→ What you are asked to do
Figure out how many lines of the material below contain the word "ylabel". Answer with the number only.

Start of Available data

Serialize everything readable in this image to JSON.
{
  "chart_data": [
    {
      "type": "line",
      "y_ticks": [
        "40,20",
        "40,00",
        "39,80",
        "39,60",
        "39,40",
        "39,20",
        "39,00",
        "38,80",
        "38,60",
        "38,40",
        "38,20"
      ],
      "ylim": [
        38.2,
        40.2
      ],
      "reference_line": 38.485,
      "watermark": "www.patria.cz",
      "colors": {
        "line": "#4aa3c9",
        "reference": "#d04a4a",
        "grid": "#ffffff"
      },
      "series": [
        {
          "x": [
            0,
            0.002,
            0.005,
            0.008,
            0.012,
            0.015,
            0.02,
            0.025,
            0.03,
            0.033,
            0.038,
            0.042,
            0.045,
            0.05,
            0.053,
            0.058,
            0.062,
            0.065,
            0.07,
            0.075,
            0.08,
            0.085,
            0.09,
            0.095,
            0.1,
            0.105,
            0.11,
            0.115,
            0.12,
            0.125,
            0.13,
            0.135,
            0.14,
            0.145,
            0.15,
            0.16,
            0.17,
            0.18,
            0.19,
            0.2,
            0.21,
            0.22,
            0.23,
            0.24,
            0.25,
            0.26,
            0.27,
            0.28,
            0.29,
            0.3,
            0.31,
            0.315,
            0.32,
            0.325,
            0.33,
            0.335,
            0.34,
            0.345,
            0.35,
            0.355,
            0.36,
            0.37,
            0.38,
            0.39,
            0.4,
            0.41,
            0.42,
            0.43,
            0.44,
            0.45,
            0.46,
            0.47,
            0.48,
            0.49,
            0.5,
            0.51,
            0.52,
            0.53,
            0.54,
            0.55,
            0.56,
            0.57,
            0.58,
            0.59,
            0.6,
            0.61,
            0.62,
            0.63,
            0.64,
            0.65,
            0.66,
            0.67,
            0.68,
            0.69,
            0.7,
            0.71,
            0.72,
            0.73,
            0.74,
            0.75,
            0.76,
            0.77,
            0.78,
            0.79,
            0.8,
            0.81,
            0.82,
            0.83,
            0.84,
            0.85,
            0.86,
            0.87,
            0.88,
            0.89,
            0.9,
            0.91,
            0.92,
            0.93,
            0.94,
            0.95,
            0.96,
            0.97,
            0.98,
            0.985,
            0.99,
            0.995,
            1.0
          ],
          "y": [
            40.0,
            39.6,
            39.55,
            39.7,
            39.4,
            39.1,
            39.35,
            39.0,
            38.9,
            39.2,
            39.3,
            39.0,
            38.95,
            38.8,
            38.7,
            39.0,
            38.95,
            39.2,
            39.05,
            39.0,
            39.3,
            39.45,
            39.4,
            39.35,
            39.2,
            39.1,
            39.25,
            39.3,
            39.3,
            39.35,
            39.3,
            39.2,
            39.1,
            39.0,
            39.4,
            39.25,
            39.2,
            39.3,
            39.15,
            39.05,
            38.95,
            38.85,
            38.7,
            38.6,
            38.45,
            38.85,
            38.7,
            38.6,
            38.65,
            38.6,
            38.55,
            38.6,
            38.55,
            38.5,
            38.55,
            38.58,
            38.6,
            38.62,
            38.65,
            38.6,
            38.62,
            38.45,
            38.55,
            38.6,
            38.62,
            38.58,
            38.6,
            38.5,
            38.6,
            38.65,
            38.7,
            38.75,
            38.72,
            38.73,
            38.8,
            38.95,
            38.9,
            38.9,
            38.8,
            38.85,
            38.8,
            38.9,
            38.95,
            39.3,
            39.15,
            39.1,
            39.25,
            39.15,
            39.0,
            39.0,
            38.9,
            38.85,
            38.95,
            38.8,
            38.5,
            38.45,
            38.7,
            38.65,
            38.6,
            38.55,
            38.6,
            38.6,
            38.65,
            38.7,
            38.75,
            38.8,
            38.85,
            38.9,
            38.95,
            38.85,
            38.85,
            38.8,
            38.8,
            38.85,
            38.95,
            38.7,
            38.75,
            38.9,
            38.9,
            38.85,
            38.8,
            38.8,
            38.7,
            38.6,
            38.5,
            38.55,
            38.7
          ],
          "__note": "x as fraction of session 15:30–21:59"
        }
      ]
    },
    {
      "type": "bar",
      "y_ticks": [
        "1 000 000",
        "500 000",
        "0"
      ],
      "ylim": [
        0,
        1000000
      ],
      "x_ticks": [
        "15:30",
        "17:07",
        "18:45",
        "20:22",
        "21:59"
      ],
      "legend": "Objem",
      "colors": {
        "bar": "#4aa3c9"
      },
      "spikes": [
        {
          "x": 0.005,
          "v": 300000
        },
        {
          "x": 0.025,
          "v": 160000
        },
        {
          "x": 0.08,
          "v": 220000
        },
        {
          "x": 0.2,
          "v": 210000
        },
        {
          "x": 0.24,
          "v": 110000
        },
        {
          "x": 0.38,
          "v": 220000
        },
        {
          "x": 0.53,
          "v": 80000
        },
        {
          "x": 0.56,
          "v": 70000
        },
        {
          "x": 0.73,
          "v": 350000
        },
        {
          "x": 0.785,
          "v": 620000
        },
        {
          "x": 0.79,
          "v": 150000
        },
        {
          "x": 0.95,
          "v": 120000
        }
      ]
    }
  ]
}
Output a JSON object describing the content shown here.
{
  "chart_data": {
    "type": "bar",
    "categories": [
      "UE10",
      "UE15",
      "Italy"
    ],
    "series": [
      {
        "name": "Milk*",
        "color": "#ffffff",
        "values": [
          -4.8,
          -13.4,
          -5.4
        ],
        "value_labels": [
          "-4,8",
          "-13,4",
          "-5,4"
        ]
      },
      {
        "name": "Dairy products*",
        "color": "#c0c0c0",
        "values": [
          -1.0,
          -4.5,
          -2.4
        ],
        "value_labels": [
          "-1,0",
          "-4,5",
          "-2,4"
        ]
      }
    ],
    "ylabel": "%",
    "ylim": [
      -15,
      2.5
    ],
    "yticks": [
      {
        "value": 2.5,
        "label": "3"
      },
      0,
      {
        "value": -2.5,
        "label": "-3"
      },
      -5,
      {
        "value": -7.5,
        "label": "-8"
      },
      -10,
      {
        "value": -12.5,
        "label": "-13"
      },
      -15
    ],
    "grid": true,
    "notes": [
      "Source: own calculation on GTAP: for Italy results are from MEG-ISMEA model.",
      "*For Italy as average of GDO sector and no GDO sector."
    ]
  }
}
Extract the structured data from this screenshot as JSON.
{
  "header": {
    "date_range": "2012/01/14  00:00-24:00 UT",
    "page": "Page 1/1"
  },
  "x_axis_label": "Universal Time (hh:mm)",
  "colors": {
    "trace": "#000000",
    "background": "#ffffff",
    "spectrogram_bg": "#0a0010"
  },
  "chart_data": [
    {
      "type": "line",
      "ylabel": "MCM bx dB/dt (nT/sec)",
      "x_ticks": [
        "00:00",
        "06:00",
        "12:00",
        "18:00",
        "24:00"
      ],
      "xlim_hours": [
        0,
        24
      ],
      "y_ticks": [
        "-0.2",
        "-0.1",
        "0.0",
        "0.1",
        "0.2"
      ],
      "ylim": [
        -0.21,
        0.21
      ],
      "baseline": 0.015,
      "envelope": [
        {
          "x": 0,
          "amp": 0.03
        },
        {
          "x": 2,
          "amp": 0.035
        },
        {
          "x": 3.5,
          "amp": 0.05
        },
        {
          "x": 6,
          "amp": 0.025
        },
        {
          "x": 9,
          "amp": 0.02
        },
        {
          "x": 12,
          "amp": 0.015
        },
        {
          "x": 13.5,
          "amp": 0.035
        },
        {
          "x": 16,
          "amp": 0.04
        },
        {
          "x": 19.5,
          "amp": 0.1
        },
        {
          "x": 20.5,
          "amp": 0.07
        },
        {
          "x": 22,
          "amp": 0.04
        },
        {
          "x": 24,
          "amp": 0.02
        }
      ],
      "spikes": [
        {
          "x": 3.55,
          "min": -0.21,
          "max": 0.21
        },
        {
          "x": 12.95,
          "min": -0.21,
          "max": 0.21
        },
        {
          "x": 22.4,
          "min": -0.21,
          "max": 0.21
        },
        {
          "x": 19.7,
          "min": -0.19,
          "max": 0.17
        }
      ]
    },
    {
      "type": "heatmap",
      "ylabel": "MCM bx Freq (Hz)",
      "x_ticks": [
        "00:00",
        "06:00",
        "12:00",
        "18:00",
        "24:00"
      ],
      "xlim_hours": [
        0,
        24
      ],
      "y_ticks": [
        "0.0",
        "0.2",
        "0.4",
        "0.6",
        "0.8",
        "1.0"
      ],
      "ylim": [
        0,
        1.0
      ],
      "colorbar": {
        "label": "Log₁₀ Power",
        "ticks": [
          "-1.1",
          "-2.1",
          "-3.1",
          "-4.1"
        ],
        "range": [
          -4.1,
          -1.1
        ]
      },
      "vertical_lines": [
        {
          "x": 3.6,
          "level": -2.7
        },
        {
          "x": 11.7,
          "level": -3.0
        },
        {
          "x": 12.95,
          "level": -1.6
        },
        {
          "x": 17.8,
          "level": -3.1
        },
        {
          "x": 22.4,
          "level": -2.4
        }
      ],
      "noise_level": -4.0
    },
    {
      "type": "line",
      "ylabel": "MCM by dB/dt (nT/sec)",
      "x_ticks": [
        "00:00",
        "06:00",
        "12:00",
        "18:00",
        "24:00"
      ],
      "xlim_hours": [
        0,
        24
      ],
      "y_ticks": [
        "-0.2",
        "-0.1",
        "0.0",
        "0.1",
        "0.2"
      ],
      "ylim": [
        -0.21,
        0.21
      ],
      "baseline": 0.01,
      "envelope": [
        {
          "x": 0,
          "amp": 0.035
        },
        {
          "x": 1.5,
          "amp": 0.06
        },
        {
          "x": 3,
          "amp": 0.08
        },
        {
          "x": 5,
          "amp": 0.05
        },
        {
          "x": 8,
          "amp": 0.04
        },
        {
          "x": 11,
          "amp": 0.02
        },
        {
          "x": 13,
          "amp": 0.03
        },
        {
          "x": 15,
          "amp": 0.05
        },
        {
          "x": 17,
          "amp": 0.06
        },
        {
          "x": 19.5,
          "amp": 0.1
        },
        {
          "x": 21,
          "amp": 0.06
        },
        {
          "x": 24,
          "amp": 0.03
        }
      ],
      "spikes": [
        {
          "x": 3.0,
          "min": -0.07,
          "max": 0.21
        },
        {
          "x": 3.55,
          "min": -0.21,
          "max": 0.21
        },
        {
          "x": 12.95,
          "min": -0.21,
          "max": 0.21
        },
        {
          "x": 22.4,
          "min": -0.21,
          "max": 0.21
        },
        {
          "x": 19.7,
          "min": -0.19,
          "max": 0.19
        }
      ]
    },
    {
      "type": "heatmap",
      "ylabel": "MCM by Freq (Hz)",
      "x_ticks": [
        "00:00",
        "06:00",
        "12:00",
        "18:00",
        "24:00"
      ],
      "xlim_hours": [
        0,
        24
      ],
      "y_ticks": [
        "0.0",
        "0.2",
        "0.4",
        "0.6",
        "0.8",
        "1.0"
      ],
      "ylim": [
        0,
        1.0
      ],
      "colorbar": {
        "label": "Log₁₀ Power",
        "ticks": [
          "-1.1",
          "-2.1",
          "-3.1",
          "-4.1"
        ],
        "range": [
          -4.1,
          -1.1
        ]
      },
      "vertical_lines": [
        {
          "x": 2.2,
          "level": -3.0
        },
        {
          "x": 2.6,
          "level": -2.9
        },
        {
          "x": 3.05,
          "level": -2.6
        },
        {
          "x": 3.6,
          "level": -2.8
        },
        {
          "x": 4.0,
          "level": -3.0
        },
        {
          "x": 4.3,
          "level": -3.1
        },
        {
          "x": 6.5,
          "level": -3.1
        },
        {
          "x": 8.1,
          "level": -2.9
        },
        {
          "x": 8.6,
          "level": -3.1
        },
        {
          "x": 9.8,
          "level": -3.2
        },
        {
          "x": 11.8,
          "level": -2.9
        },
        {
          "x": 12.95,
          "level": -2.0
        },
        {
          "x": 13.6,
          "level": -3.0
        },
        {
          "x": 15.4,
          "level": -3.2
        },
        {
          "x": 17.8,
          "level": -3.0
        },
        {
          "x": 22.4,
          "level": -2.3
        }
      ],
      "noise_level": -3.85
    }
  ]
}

End of Available data

→ Answer for this exercise
5